▶ **Stated exercise**
Skip any picture you find and retype all the remaining lines exactly.

▶ **Data for the task**
- - - - -

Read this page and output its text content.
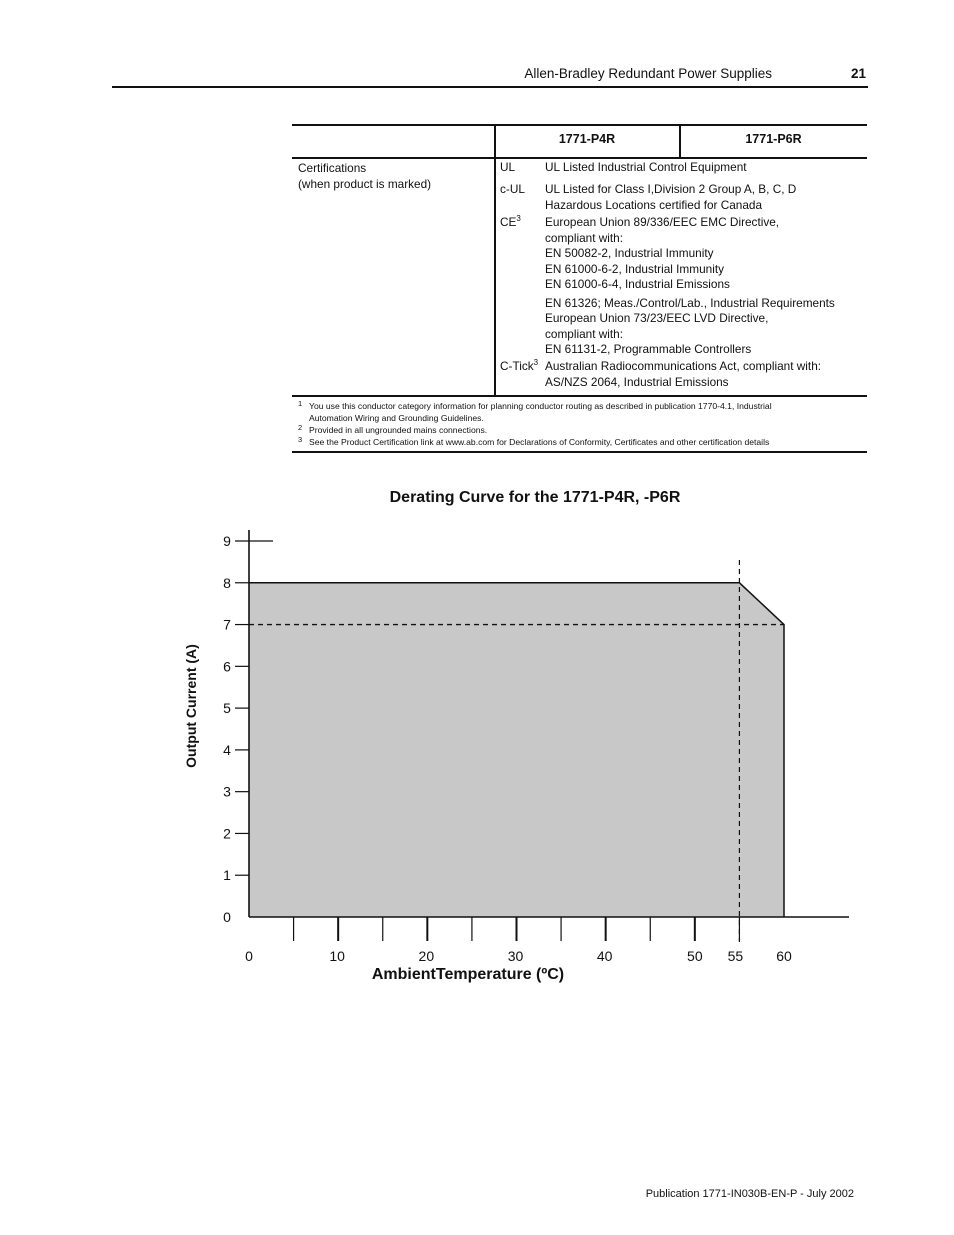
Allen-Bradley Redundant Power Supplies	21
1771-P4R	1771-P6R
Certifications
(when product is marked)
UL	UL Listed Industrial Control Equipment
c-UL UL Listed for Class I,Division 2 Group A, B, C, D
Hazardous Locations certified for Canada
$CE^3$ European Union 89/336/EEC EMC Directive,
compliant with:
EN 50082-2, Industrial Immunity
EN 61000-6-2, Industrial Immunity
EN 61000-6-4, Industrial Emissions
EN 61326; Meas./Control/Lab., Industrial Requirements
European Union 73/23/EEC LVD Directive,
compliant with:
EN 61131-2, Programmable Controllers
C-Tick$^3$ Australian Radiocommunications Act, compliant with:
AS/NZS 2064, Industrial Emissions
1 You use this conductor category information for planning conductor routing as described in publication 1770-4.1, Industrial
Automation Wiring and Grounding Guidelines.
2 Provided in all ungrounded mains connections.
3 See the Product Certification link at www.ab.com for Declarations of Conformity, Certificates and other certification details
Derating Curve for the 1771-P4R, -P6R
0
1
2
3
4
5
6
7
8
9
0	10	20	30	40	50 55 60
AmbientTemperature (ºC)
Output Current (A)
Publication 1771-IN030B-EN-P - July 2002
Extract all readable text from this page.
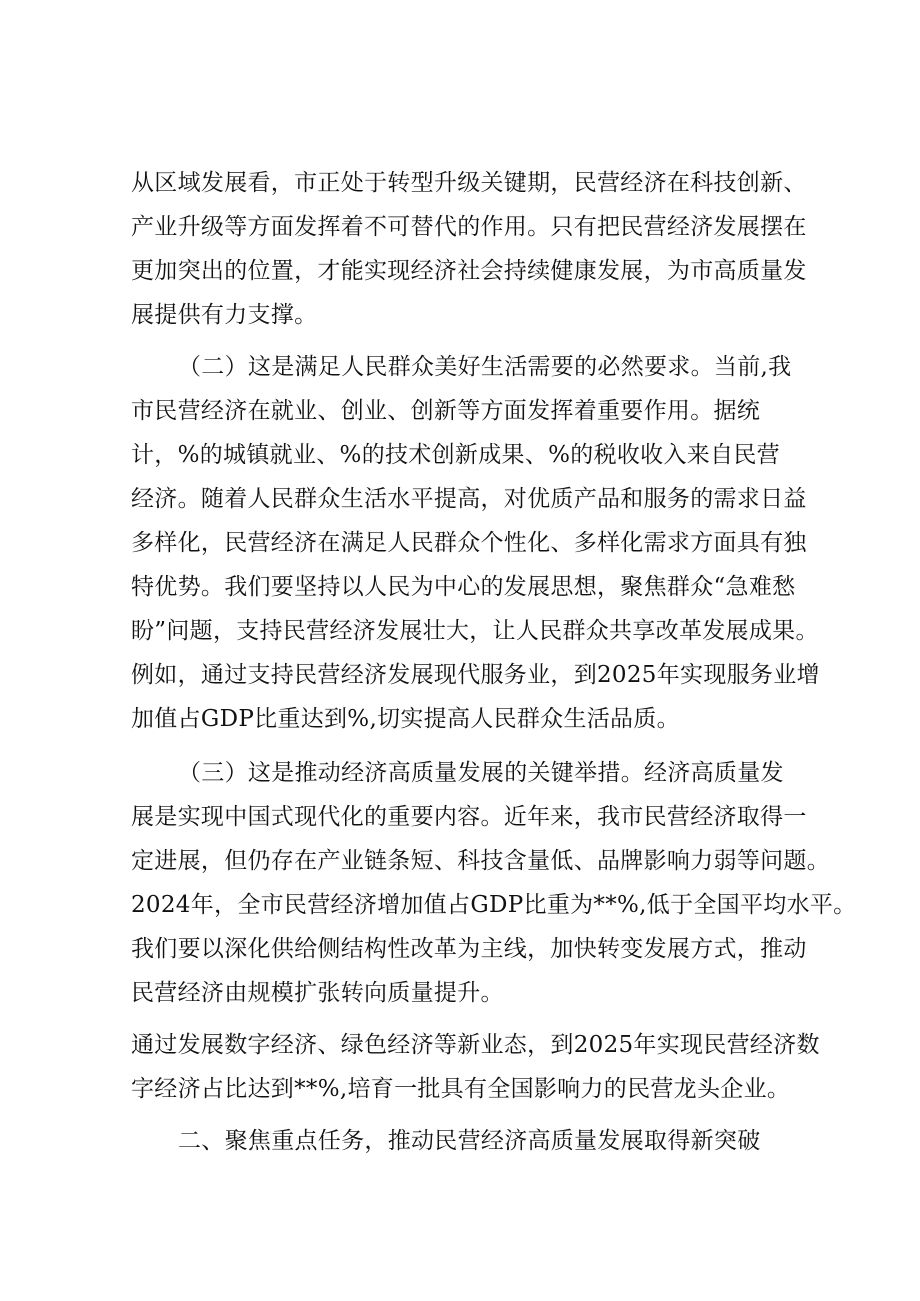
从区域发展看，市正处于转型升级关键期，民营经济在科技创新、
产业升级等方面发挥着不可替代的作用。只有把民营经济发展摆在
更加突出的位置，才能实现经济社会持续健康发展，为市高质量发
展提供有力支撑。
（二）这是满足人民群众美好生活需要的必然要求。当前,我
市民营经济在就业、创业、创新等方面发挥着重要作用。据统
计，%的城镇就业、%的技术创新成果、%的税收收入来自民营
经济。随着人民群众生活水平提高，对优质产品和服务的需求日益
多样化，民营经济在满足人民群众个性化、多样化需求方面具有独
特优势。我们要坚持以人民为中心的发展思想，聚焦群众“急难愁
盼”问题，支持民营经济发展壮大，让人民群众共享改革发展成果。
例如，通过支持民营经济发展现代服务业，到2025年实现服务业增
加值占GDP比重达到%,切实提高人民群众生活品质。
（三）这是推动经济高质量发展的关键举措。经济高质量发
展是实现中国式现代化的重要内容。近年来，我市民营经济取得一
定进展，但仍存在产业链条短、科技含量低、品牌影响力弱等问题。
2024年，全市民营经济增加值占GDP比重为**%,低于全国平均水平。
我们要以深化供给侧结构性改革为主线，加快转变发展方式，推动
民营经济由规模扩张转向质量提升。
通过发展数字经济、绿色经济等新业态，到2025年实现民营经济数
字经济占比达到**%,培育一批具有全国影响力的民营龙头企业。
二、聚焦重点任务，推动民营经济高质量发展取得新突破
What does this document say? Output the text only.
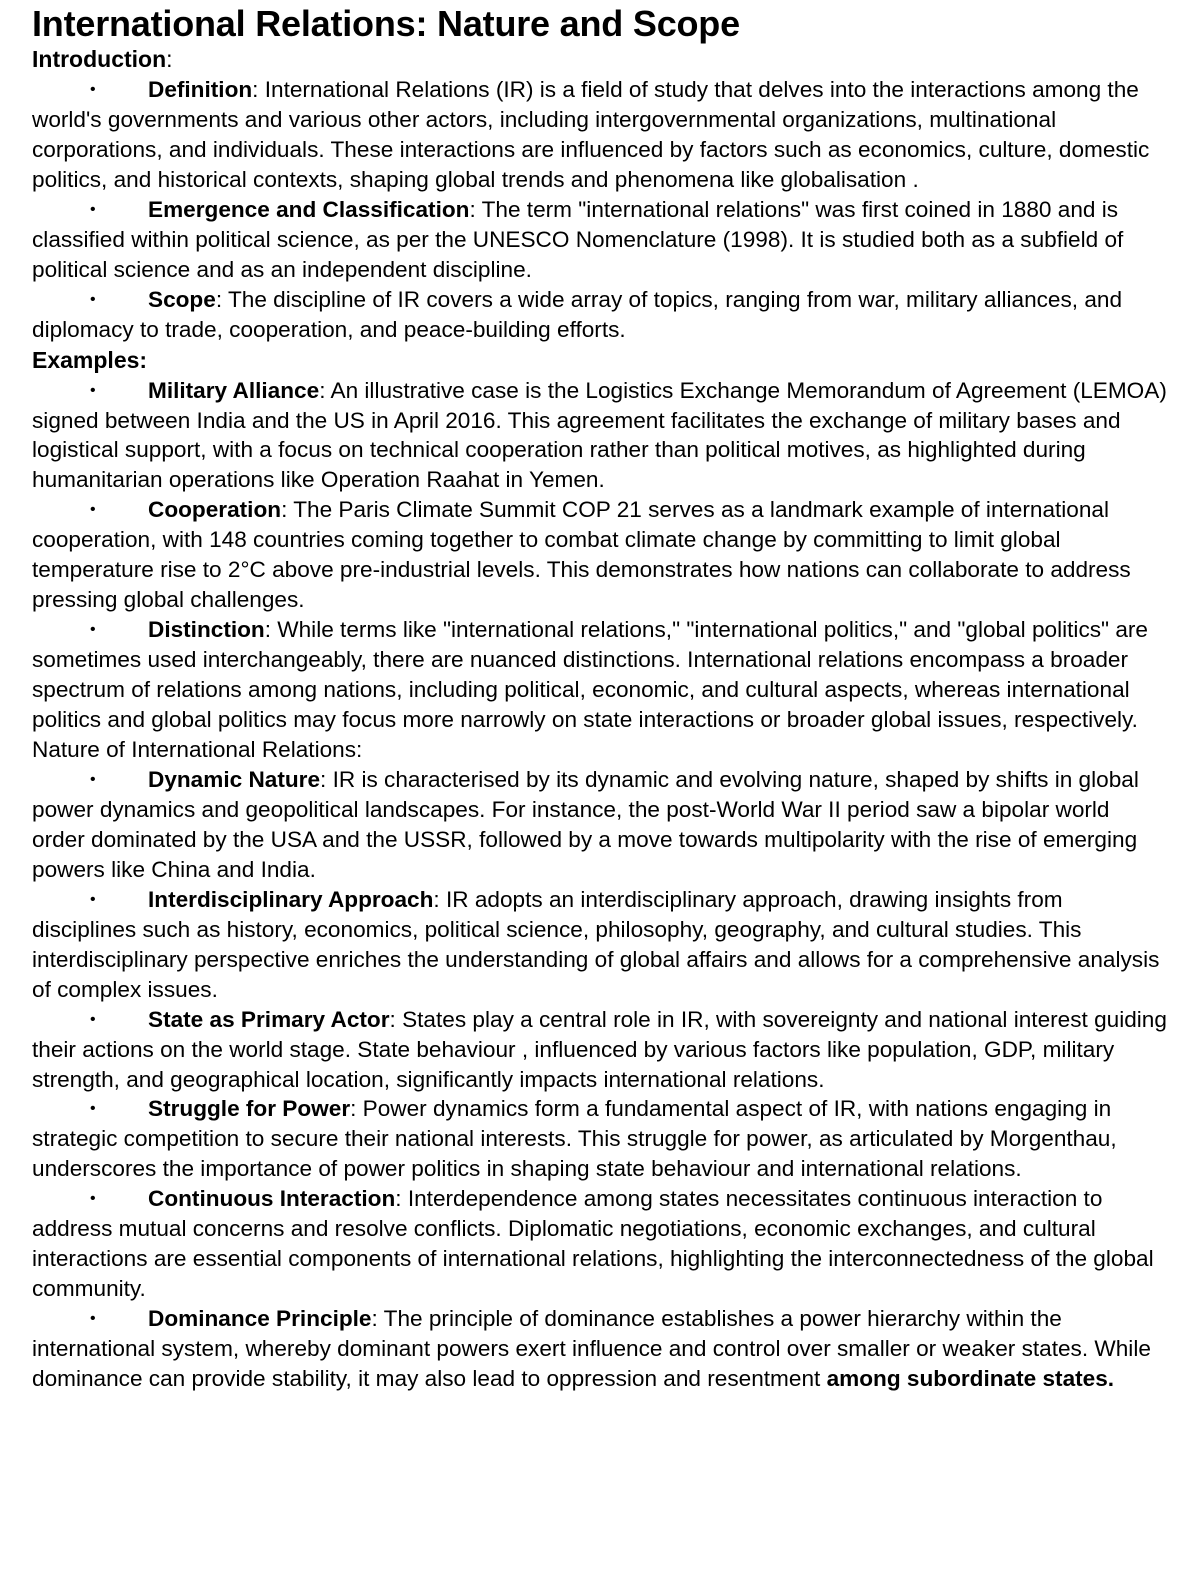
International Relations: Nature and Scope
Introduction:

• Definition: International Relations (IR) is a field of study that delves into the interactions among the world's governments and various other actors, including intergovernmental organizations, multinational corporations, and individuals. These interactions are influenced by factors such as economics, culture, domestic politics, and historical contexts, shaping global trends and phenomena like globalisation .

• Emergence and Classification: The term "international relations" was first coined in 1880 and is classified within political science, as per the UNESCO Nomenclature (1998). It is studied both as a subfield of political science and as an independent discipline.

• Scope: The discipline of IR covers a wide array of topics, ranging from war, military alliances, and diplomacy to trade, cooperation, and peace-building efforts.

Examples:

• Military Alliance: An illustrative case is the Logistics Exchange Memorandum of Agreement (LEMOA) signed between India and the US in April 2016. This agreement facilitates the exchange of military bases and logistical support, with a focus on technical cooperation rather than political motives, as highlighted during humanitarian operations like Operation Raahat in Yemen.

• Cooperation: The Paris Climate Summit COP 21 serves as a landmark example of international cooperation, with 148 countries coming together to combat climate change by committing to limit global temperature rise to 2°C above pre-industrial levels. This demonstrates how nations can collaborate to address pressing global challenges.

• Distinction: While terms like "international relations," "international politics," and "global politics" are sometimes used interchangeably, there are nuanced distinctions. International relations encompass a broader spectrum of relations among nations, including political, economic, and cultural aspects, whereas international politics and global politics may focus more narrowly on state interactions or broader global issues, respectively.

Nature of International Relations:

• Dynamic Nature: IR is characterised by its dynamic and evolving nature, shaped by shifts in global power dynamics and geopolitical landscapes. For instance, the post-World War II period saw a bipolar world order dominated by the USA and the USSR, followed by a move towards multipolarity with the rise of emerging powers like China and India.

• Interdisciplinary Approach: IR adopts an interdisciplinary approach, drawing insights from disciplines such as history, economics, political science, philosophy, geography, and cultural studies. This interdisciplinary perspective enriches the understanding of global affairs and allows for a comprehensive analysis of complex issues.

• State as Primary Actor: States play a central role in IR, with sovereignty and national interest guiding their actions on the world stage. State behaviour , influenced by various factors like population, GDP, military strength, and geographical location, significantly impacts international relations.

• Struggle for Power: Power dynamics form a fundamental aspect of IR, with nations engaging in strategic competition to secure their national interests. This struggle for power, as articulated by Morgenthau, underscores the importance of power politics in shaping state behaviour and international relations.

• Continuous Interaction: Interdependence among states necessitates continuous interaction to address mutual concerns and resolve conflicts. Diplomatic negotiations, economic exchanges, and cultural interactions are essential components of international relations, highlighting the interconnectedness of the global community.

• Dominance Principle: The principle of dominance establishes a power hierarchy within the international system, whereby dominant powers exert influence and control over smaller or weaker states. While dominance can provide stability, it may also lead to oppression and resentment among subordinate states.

- - - - -

▶ **Correct output**
Read this page and output its text content.
Allen-Bradley Redundant Power Supplies	21
1771-P4R	1771-P6R
Certifications
(when product is marked)
UL	UL Listed Industrial Control Equipment
c-UL UL Listed for Class I,Division 2 Group A, B, C, D
Hazardous Locations certified for Canada
$CE^3$ European Union 89/336/EEC EMC Directive,
compliant with:
EN 50082-2, Industrial Immunity
EN 61000-6-2, Industrial Immunity
EN 61000-6-4, Industrial Emissions
EN 61326; Meas./Control/Lab., Industrial Requirements
European Union 73/23/EEC LVD Directive,
compliant with:
EN 61131-2, Programmable Controllers
C-Tick$^3$ Australian Radiocommunications Act, compliant with:
AS/NZS 2064, Industrial Emissions
1 You use this conductor category information for planning conductor routing as described in publication 1770-4.1, Industrial
Automation Wiring and Grounding Guidelines.
2 Provided in all ungrounded mains connections.
3 See the Product Certification link at www.ab.com for Declarations of Conformity, Certificates and other certification details
Derating Curve for the 1771-P4R, -P6R
0
1
2
3
4
5
6
7
8
9
0	10	20	30	40	50 55 60
AmbientTemperature (ºC)
Output Current (A)
Publication 1771-IN030B-EN-P - July 2002
Extract all readable text from this page.
从区域发展看，市正处于转型升级关键期，民营经济在科技创新、
产业升级等方面发挥着不可替代的作用。只有把民营经济发展摆在
更加突出的位置，才能实现经济社会持续健康发展，为市高质量发
展提供有力支撑。
（二）这是满足人民群众美好生活需要的必然要求。当前,我
市民营经济在就业、创业、创新等方面发挥着重要作用。据统
计，%的城镇就业、%的技术创新成果、%的税收收入来自民营
经济。随着人民群众生活水平提高，对优质产品和服务的需求日益
多样化，民营经济在满足人民群众个性化、多样化需求方面具有独
特优势。我们要坚持以人民为中心的发展思想，聚焦群众“急难愁
盼”问题，支持民营经济发展壮大，让人民群众共享改革发展成果。
例如，通过支持民营经济发展现代服务业，到2025年实现服务业增
加值占GDP比重达到%,切实提高人民群众生活品质。
（三）这是推动经济高质量发展的关键举措。经济高质量发
展是实现中国式现代化的重要内容。近年来，我市民营经济取得一
定进展，但仍存在产业链条短、科技含量低、品牌影响力弱等问题。
2024年，全市民营经济增加值占GDP比重为**%,低于全国平均水平。
我们要以深化供给侧结构性改革为主线，加快转变发展方式，推动
民营经济由规模扩张转向质量提升。
通过发展数字经济、绿色经济等新业态，到2025年实现民营经济数
字经济占比达到**%,培育一批具有全国影响力的民营龙头企业。
二、聚焦重点任务，推动民营经济高质量发展取得新突破
What does this document say? Output the text only.
International Relations: Nature and Scope
Introduction:

• Definition: International Relations (IR) is a field of study that delves into the interactions among the world's governments and various other actors, including intergovernmental organizations, multinational corporations, and individuals. These interactions are influenced by factors such as economics, culture, domestic politics, and historical contexts, shaping global trends and phenomena like globalisation .

• Emergence and Classification: The term "international relations" was first coined in 1880 and is classified within political science, as per the UNESCO Nomenclature (1998). It is studied both as a subfield of political science and as an independent discipline.

• Scope: The discipline of IR covers a wide array of topics, ranging from war, military alliances, and diplomacy to trade, cooperation, and peace-building efforts.

Examples:

• Military Alliance: An illustrative case is the Logistics Exchange Memorandum of Agreement (LEMOA) signed between India and the US in April 2016. This agreement facilitates the exchange of military bases and logistical support, with a focus on technical cooperation rather than political motives, as highlighted during humanitarian operations like Operation Raahat in Yemen.

• Cooperation: The Paris Climate Summit COP 21 serves as a landmark example of international cooperation, with 148 countries coming together to combat climate change by committing to limit global temperature rise to 2°C above pre-industrial levels. This demonstrates how nations can collaborate to address pressing global challenges.

• Distinction: While terms like "international relations," "international politics," and "global politics" are sometimes used interchangeably, there are nuanced distinctions. International relations encompass a broader spectrum of relations among nations, including political, economic, and cultural aspects, whereas international politics and global politics may focus more narrowly on state interactions or broader global issues, respectively.

Nature of International Relations:

• Dynamic Nature: IR is characterised by its dynamic and evolving nature, shaped by shifts in global power dynamics and geopolitical landscapes. For instance, the post-World War II period saw a bipolar world order dominated by the USA and the USSR, followed by a move towards multipolarity with the rise of emerging powers like China and India.

• Interdisciplinary Approach: IR adopts an interdisciplinary approach, drawing insights from disciplines such as history, economics, political science, philosophy, geography, and cultural studies. This interdisciplinary perspective enriches the understanding of global affairs and allows for a comprehensive analysis of complex issues.

• State as Primary Actor: States play a central role in IR, with sovereignty and national interest guiding their actions on the world stage. State behaviour , influenced by various factors like population, GDP, military strength, and geographical location, significantly impacts international relations.

• Struggle for Power: Power dynamics form a fundamental aspect of IR, with nations engaging in strategic competition to secure their national interests. This struggle for power, as articulated by Morgenthau, underscores the importance of power politics in shaping state behaviour and international relations.

• Continuous Interaction: Interdependence among states necessitates continuous interaction to address mutual concerns and resolve conflicts. Diplomatic negotiations, economic exchanges, and cultural interactions are essential components of international relations, highlighting the interconnectedness of the global community.

• Dominance Principle: The principle of dominance establishes a power hierarchy within the international system, whereby dominant powers exert influence and control over smaller or weaker states. While dominance can provide stability, it may also lead to oppression and resentment among subordinate states.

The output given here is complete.